Copy each line below in which the word "High" occurs.

DATASET RECORDS »
+++

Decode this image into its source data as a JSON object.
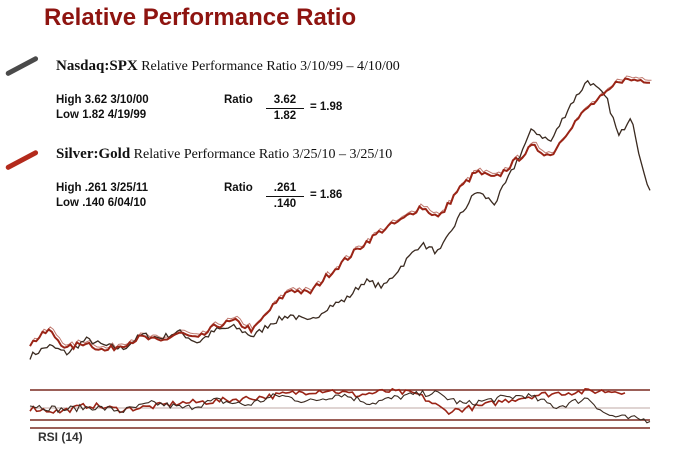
{
  "title": "Relative Performance Ratio",
  "colors": {
    "accent": "#8e1410",
    "nasdaq": "#3a2a20",
    "silver": "#9a2416",
    "silver_fill": "#b89a90",
    "gray_fill": "#bdb6ae"
  },
  "legend": {
    "nasdaq": {
      "name": "Nasdaq:SPX",
      "text": "Relative Performance Ratio 3/10/99 – 4/10/00",
      "high": "High 3.62 3/10/00",
      "low": "Low 1.82  4/19/99",
      "ratio_label": "Ratio",
      "numerator": "3.62",
      "denominator": "1.82",
      "result": "= 1.98"
    },
    "silver": {
      "name": "Silver:Gold",
      "text": "Relative Performance Ratio    3/25/10 – 3/25/10",
      "high": "High .261 3/25/11",
      "low": "Low  .140 6/04/10",
      "ratio_label": "Ratio",
      "numerator": ".261",
      "denominator": ".140",
      "result": "= 1.86"
    }
  },
  "rsi_label": "RSI (14)",
  "chart_data": [
    {
      "type": "line",
      "series": [
        {
          "name": "Nasdaq:SPX",
          "x": [
            0,
            0.03,
            0.06,
            0.09,
            0.12,
            0.15,
            0.18,
            0.21,
            0.24,
            0.27,
            0.3,
            0.33,
            0.36,
            0.39,
            0.42,
            0.45,
            0.48,
            0.51,
            0.54,
            0.57,
            0.6,
            0.63,
            0.66,
            0.69,
            0.72,
            0.75,
            0.78,
            0.81,
            0.84,
            0.87,
            0.9,
            0.93,
            0.95,
            0.97,
            0.99,
            1.0
          ],
          "values": [
            1.83,
            1.9,
            1.85,
            1.94,
            1.9,
            1.88,
            1.97,
            1.95,
            1.99,
            1.92,
            2.0,
            2.02,
            1.96,
            2.05,
            2.1,
            2.05,
            2.15,
            2.2,
            2.32,
            2.28,
            2.42,
            2.56,
            2.5,
            2.72,
            2.9,
            2.82,
            3.05,
            3.3,
            3.22,
            3.45,
            3.62,
            3.5,
            3.25,
            3.4,
            3.0,
            2.92
          ]
        },
        {
          "name": "Silver:Gold",
          "x": [
            0,
            0.03,
            0.06,
            0.09,
            0.12,
            0.15,
            0.18,
            0.21,
            0.24,
            0.27,
            0.3,
            0.33,
            0.36,
            0.39,
            0.42,
            0.45,
            0.48,
            0.51,
            0.54,
            0.57,
            0.6,
            0.63,
            0.66,
            0.69,
            0.72,
            0.75,
            0.78,
            0.81,
            0.84,
            0.87,
            0.9,
            0.93,
            0.95
          ],
          "values": [
            0.146,
            0.152,
            0.144,
            0.147,
            0.143,
            0.146,
            0.149,
            0.147,
            0.151,
            0.148,
            0.154,
            0.156,
            0.152,
            0.162,
            0.17,
            0.168,
            0.176,
            0.183,
            0.19,
            0.196,
            0.2,
            0.206,
            0.201,
            0.213,
            0.221,
            0.218,
            0.225,
            0.232,
            0.228,
            0.24,
            0.249,
            0.255,
            0.261
          ]
        }
      ]
    },
    {
      "type": "line",
      "title": "RSI (14)",
      "series": [
        {
          "name": "Nasdaq:SPX",
          "x": [
            0,
            0.05,
            0.1,
            0.15,
            0.2,
            0.25,
            0.3,
            0.35,
            0.4,
            0.45,
            0.5,
            0.55,
            0.6,
            0.65,
            0.7,
            0.75,
            0.8,
            0.85,
            0.9,
            0.93,
            0.96,
            1.0
          ],
          "values": [
            55,
            48,
            52,
            46,
            58,
            50,
            62,
            55,
            70,
            60,
            72,
            58,
            68,
            74,
            56,
            64,
            70,
            52,
            66,
            40,
            35,
            32
          ]
        },
        {
          "name": "Silver:Gold",
          "x": [
            0,
            0.05,
            0.1,
            0.15,
            0.2,
            0.25,
            0.3,
            0.35,
            0.4,
            0.45,
            0.5,
            0.55,
            0.6,
            0.65,
            0.7,
            0.75,
            0.8,
            0.85,
            0.9,
            0.95
          ],
          "values": [
            50,
            45,
            55,
            48,
            52,
            58,
            60,
            64,
            68,
            74,
            78,
            70,
            76,
            72,
            45,
            52,
            62,
            70,
            74,
            76
          ]
        }
      ]
    }
  ]
}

+++

RESPONSE »
      "high": "High 3.62 3/10/00",
      "high": "High .261 3/25/11",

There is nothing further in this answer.